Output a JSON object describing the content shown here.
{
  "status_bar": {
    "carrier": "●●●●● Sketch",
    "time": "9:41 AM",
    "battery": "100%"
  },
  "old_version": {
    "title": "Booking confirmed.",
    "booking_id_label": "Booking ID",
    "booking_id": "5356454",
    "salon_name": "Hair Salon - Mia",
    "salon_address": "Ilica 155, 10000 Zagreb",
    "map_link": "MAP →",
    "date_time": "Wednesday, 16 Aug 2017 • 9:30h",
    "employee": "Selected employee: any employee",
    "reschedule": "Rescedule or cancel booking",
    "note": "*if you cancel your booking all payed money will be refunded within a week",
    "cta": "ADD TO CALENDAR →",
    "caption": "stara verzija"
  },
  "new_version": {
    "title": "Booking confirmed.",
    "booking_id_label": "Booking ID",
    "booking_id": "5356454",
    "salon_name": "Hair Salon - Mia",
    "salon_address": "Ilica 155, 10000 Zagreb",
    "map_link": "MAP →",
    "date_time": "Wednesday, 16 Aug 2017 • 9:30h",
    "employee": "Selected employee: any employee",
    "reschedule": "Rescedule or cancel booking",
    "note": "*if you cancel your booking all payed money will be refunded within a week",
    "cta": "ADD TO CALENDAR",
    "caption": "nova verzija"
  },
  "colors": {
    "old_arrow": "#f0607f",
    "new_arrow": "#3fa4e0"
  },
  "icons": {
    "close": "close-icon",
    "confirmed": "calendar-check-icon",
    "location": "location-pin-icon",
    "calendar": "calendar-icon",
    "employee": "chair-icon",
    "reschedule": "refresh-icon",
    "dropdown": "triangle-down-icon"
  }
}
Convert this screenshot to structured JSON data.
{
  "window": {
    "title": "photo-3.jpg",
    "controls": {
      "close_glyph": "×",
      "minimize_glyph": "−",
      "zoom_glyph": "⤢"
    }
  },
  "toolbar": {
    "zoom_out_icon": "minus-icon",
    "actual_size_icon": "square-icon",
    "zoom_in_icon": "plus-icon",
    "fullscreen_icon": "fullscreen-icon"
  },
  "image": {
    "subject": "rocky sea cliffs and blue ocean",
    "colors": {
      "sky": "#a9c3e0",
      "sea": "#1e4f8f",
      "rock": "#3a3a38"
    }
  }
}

#### Stated problem:
Set down all of the records shown above once more, exactly.

#### Answer for this exercise:
Output a JSON object describing the content shown here.
{
  "status_bar": {
    "carrier": "●●●●● Sketch",
    "time": "9:41 AM",
    "battery": "100%"
  },
  "old_version": {
    "title": "Booking confirmed.",
    "booking_id_label": "Booking ID",
    "booking_id": "5356454",
    "salon_name": "Hair Salon - Mia",
    "salon_address": "Ilica 155, 10000 Zagreb",
    "map_link": "MAP →",
    "date_time": "Wednesday, 16 Aug 2017 • 9:30h",
    "employee": "Selected employee: any employee",
    "reschedule": "Rescedule or cancel booking",
    "note": "*if you cancel your booking all payed money will be refunded within a week",
    "cta": "ADD TO CALENDAR →",
    "caption": "stara verzija"
  },
  "new_version": {
    "title": "Booking confirmed.",
    "booking_id_label": "Booking ID",
    "booking_id": "5356454",
    "salon_name": "Hair Salon - Mia",
    "salon_address": "Ilica 155, 10000 Zagreb",
    "map_link": "MAP →",
    "date_time": "Wednesday, 16 Aug 2017 • 9:30h",
    "employee": "Selected employee: any employee",
    "reschedule": "Rescedule or cancel booking",
    "note": "*if you cancel your booking all payed money will be refunded within a week",
    "cta": "ADD TO CALENDAR",
    "caption": "nova verzija"
  },
  "colors": {
    "old_arrow": "#f0607f",
    "new_arrow": "#3fa4e0"
  },
  "icons": {
    "close": "close-icon",
    "confirmed": "calendar-check-icon",
    "location": "location-pin-icon",
    "calendar": "calendar-icon",
    "employee": "chair-icon",
    "reschedule": "refresh-icon",
    "dropdown": "triangle-down-icon"
  }
}
Convert this screenshot to structured JSON data.
{
  "window": {
    "title": "photo-3.jpg",
    "controls": {
      "close_glyph": "×",
      "minimize_glyph": "−",
      "zoom_glyph": "⤢"
    }
  },
  "toolbar": {
    "zoom_out_icon": "minus-icon",
    "actual_size_icon": "square-icon",
    "zoom_in_icon": "plus-icon",
    "fullscreen_icon": "fullscreen-icon"
  },
  "image": {
    "subject": "rocky sea cliffs and blue ocean",
    "colors": {
      "sky": "#a9c3e0",
      "sea": "#1e4f8f",
      "rock": "#3a3a38"
    }
  }
}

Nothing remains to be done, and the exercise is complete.